What is asked: Collect every line below that contains the word "Search".

start

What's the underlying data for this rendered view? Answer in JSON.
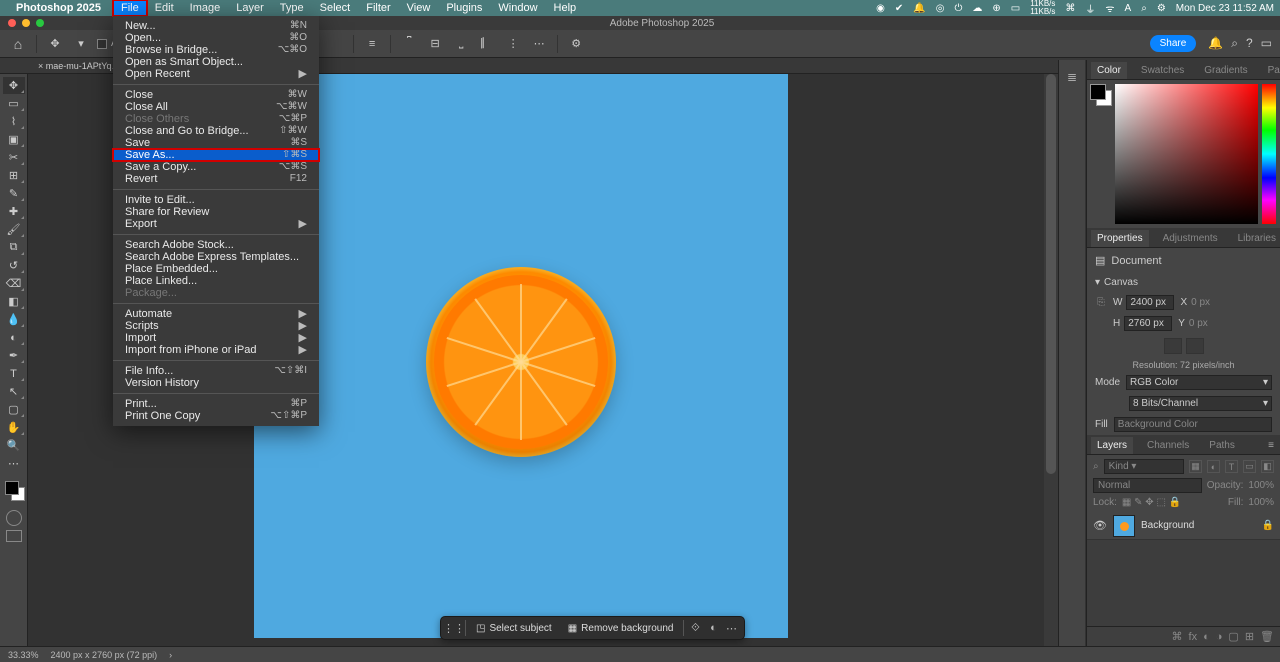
{
  "menubar": {
    "app": "Photoshop 2025",
    "items": [
      "File",
      "Edit",
      "Image",
      "Layer",
      "Type",
      "Select",
      "Filter",
      "View",
      "Plugins",
      "Window",
      "Help"
    ],
    "datetime": "Mon Dec 23  11:52 AM",
    "net": "11KB/s\n11KB/s"
  },
  "window_title": "Adobe Photoshop 2025",
  "options_bar": {
    "auto_select_label": "Auto-Se",
    "share": "Share"
  },
  "doc_tab": "mae-mu-1APtYq…",
  "file_menu": [
    {
      "label": "New...",
      "shortcut": "⌘N"
    },
    {
      "label": "Open...",
      "shortcut": "⌘O"
    },
    {
      "label": "Browse in Bridge...",
      "shortcut": "⌥⌘O"
    },
    {
      "label": "Open as Smart Object..."
    },
    {
      "label": "Open Recent",
      "sub": "▶"
    },
    {
      "sep": true
    },
    {
      "label": "Close",
      "shortcut": "⌘W"
    },
    {
      "label": "Close All",
      "shortcut": "⌥⌘W"
    },
    {
      "label": "Close Others",
      "shortcut": "⌥⌘P",
      "disabled": true
    },
    {
      "label": "Close and Go to Bridge...",
      "shortcut": "⇧⌘W"
    },
    {
      "label": "Save",
      "shortcut": "⌘S"
    },
    {
      "label": "Save As...",
      "shortcut": "⇧⌘S",
      "hi": true
    },
    {
      "label": "Save a Copy...",
      "shortcut": "⌥⌘S"
    },
    {
      "label": "Revert",
      "shortcut": "F12"
    },
    {
      "sep": true
    },
    {
      "label": "Invite to Edit..."
    },
    {
      "label": "Share for Review"
    },
    {
      "label": "Export",
      "sub": "▶"
    },
    {
      "sep": true
    },
    {
      "label": "Search Adobe Stock..."
    },
    {
      "label": "Search Adobe Express Templates..."
    },
    {
      "label": "Place Embedded..."
    },
    {
      "label": "Place Linked..."
    },
    {
      "label": "Package...",
      "disabled": true
    },
    {
      "sep": true
    },
    {
      "label": "Automate",
      "sub": "▶"
    },
    {
      "label": "Scripts",
      "sub": "▶"
    },
    {
      "label": "Import",
      "sub": "▶"
    },
    {
      "label": "Import from iPhone or iPad",
      "sub": "▶"
    },
    {
      "sep": true
    },
    {
      "label": "File Info...",
      "shortcut": "⌥⇧⌘I"
    },
    {
      "label": "Version History"
    },
    {
      "sep": true
    },
    {
      "label": "Print...",
      "shortcut": "⌘P"
    },
    {
      "label": "Print One Copy",
      "shortcut": "⌥⇧⌘P"
    }
  ],
  "panels": {
    "color_tabs": [
      "Color",
      "Swatches",
      "Gradients",
      "Patterns"
    ],
    "props_tabs": [
      "Properties",
      "Adjustments",
      "Libraries"
    ],
    "layers_tabs": [
      "Layers",
      "Channels",
      "Paths"
    ]
  },
  "properties": {
    "doc_label": "Document",
    "canvas_hdr": "Canvas",
    "w_label": "W",
    "w": "2400 px",
    "x_label": "X",
    "x": "0 px",
    "h_label": "H",
    "h": "2760 px",
    "y_label": "Y",
    "y": "0 px",
    "resolution": "Resolution: 72 pixels/inch",
    "mode_label": "Mode",
    "mode": "RGB Color",
    "depth": "8 Bits/Channel",
    "fill_label": "Fill",
    "fill": "Background Color"
  },
  "layers": {
    "kind_label": "Kind",
    "blend": "Normal",
    "opacity_label": "Opacity:",
    "opacity": "100%",
    "lock_label": "Lock:",
    "fill_label": "Fill:",
    "fill": "100%",
    "layer0": "Background"
  },
  "context_bar": {
    "select_subject": "Select subject",
    "remove_bg": "Remove background"
  },
  "status": {
    "zoom": "33.33%",
    "docinfo": "2400 px x 2760 px (72 ppi)"
  }
}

end

Worked solution:
      "label": "Search Adobe Stock..."
      "label": "Search Adobe Express Templates..."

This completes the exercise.